*What you have to do*
Each line that includes "安全生产管理办法" counts once; give the total and nothing besides.

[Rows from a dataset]
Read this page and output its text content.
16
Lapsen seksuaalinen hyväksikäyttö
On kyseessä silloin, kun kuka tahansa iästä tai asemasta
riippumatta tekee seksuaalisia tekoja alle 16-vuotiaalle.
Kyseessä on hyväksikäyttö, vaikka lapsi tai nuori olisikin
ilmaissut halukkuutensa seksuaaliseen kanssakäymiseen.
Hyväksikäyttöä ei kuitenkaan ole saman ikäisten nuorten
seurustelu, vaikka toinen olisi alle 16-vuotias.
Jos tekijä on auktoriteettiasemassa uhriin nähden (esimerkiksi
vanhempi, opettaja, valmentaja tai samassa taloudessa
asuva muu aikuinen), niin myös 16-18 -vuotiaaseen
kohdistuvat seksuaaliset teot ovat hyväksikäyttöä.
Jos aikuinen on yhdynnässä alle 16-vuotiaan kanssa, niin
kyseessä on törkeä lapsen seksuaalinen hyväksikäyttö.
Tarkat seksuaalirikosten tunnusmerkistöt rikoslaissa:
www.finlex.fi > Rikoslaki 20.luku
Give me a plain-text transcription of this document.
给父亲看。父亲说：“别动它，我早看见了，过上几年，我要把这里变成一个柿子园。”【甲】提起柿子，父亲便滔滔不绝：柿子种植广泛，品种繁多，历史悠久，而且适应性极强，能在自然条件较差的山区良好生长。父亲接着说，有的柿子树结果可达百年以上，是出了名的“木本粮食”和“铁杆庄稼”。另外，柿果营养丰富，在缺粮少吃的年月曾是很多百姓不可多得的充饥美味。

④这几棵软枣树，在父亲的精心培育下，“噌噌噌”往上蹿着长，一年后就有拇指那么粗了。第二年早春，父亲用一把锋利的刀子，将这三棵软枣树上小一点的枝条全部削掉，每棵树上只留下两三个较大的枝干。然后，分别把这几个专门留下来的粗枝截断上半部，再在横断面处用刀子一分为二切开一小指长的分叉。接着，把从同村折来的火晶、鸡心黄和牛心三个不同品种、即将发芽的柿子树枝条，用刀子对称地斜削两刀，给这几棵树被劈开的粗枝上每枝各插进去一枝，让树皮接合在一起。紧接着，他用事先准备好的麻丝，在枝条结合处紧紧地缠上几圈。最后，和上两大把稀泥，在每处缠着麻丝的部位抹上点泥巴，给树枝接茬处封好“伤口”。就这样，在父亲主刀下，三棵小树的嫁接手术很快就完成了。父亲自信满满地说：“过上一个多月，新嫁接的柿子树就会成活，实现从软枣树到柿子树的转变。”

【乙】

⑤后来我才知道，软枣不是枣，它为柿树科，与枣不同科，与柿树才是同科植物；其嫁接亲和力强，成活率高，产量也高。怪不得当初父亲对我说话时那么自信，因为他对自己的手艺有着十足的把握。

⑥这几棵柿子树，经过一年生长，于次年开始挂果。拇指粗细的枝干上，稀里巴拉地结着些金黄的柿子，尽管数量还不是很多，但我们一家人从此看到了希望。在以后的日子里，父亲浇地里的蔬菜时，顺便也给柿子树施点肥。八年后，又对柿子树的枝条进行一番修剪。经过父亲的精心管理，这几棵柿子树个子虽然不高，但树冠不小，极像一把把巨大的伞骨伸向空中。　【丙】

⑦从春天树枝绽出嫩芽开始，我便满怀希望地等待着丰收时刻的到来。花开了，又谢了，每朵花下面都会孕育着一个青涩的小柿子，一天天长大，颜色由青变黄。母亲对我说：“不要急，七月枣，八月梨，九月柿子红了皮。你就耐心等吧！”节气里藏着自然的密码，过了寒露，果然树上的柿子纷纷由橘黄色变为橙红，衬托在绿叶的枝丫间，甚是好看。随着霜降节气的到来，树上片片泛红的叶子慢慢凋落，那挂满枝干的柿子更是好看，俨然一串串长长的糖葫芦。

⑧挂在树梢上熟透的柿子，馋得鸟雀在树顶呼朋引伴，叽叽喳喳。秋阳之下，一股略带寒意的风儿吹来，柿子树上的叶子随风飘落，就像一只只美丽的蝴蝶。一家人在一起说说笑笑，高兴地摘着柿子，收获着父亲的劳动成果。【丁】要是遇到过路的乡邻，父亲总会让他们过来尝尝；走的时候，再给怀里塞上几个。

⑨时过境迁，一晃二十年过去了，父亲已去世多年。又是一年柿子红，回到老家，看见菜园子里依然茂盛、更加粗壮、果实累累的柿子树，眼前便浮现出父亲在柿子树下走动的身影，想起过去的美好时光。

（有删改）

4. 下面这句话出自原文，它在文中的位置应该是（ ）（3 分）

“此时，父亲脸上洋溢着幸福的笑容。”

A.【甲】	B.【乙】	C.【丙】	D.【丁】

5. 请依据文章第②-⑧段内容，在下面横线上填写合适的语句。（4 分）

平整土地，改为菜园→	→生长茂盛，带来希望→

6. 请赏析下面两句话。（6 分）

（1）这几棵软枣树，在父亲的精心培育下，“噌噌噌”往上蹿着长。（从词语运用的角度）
--
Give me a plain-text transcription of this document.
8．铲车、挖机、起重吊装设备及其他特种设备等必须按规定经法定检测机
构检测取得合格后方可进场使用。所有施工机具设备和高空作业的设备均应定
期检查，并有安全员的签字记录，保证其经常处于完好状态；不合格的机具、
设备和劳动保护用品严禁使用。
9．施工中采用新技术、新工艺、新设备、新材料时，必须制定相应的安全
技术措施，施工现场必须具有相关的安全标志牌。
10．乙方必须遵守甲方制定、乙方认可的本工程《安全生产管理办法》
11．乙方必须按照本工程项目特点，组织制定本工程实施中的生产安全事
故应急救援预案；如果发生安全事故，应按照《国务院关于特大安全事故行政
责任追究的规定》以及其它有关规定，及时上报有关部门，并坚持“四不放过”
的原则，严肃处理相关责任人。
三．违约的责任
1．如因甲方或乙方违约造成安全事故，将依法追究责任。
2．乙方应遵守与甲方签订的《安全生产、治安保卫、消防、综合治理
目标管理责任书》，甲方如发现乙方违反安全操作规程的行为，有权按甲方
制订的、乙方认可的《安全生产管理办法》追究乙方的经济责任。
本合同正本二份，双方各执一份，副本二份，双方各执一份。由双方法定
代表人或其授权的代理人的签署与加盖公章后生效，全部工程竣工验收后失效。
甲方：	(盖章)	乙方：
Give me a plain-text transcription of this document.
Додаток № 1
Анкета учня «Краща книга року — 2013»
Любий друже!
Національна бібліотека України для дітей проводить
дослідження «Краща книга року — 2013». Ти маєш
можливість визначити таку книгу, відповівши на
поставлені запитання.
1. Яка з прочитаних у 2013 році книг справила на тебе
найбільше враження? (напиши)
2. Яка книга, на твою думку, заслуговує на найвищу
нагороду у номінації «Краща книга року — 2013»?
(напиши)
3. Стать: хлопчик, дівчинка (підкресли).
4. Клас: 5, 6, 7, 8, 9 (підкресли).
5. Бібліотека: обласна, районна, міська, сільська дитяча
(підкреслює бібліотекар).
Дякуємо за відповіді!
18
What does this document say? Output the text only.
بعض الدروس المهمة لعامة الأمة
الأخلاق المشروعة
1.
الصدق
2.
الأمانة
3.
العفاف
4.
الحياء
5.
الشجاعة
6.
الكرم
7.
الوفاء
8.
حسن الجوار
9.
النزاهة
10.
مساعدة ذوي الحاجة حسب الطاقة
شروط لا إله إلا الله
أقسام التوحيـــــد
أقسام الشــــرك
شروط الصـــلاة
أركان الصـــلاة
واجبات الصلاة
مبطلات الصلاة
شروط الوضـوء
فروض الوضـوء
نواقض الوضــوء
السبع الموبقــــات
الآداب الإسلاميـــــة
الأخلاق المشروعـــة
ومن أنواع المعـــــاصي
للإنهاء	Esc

*Task answer*
2